Give every entry again, unchanged, and leave its images out.

****************

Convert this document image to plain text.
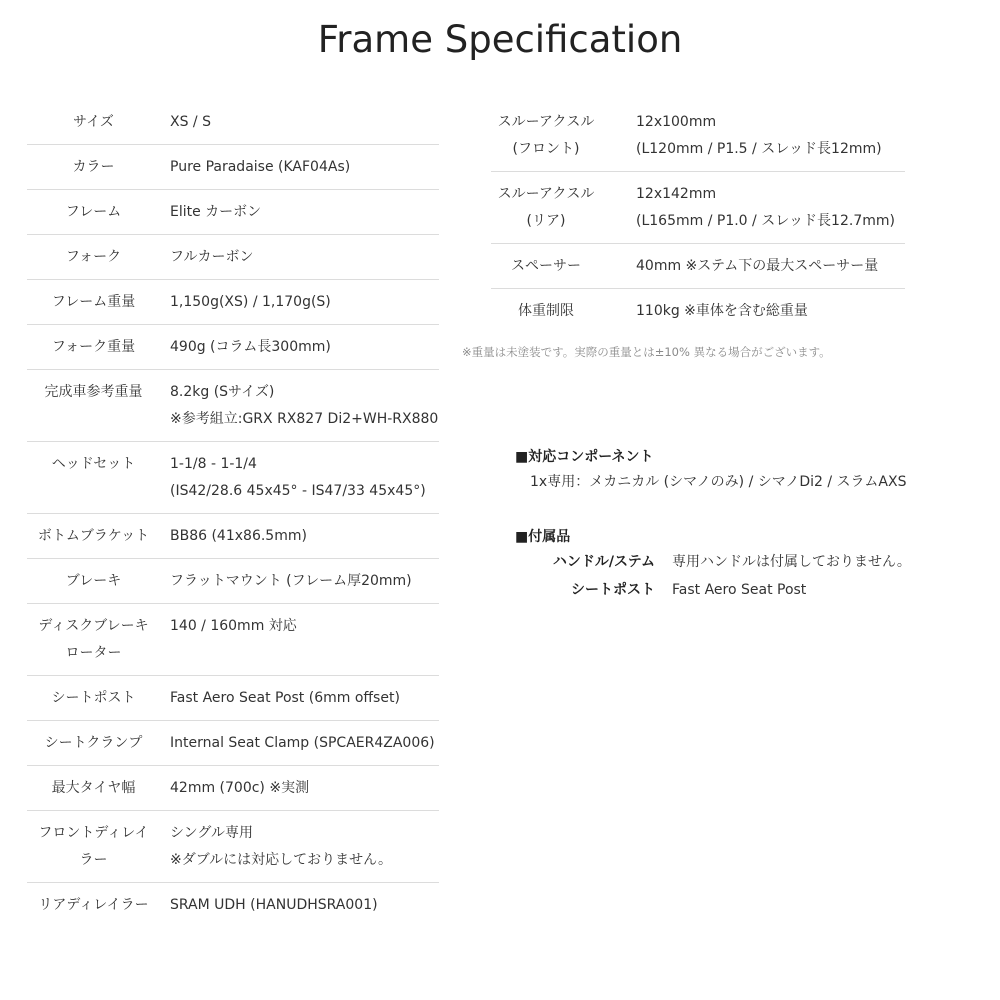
Frame Specification
サイズ	XS / S

カラー	Pure Paradaise (KAF04As)

フレーム	Elite カーボン

フォーク	フルカーボン

フレーム重量	1,150g(XS) / 1,170g(S)

フォーク重量	490g (コラム長300mm)

完成車参考重量	8.2kg (Sサイズ)
※参考組立:GRX RX827 Di2+WH-RX880

ヘッドセット	1-1/8 - 1-1/4
(IS42/28.6 45x45° - IS47/33 45x45°)

ボトムブラケット	BB86 (41x86.5mm)

ブレーキ	フラットマウント (フレーム厚20mm)

ディスクブレーキ
ローター	140 / 160mm 対応

シートポスト	Fast Aero Seat Post (6mm offset)

シートクランプ	Internal Seat Clamp (SPCAER4ZA006)

最大タイヤ幅	42mm (700c) ※実測

フロントディレイ
ラー	シングル専用
※ダブルには対応しておりません。

リアディレイラー	SRAM UDH (HANUDHSRA001)
スルーアクスル
(フロント)	12x100mm
(L120mm / P1.5 / スレッド長12mm)

スルーアクスル
(リア)	12x142mm
(L165mm / P1.0 / スレッド長12.7mm)

スペーサー	40mm ※ステム下の最大スペーサー量

体重制限	110kg ※車体を含む総重量
※重量は未塗装です。実際の重量とは±10% 異なる場合がございます。
■対応コンポーネント
1x専用：メカニカル (シマノのみ) / シマノDi2 / スラムAXS
■付属品
ハンドル/ステム	専用ハンドルは付属しておりません。
シートポスト	Fast Aero Seat Post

****************

• _WRITTEN REPLY_:
Convert this document image to plain text.
Frame Specification
サイズ	XS / S

カラー	Pure Paradaise (KAF04As)

フレーム	Elite カーボン

フォーク	フルカーボン

フレーム重量	1,150g(XS) / 1,170g(S)

フォーク重量	490g (コラム長300mm)

完成車参考重量	8.2kg (Sサイズ)
※参考組立:GRX RX827 Di2+WH-RX880

ヘッドセット	1-1/8 - 1-1/4
(IS42/28.6 45x45° - IS47/33 45x45°)

ボトムブラケット	BB86 (41x86.5mm)

ブレーキ	フラットマウント (フレーム厚20mm)

ディスクブレーキ
ローター	140 / 160mm 対応

シートポスト	Fast Aero Seat Post (6mm offset)

シートクランプ	Internal Seat Clamp (SPCAER4ZA006)

最大タイヤ幅	42mm (700c) ※実測

フロントディレイ
ラー	シングル専用
※ダブルには対応しておりません。

リアディレイラー	SRAM UDH (HANUDHSRA001)
スルーアクスル
(フロント)	12x100mm
(L120mm / P1.5 / スレッド長12mm)

スルーアクスル
(リア)	12x142mm
(L165mm / P1.0 / スレッド長12.7mm)

スペーサー	40mm ※ステム下の最大スペーサー量

体重制限	110kg ※車体を含む総重量
※重量は未塗装です。実際の重量とは±10% 異なる場合がございます。
■対応コンポーネント
1x専用：メカニカル (シマノのみ) / シマノDi2 / スラムAXS
■付属品
ハンドル/ステム	専用ハンドルは付属しておりません。
シートポスト	Fast Aero Seat Post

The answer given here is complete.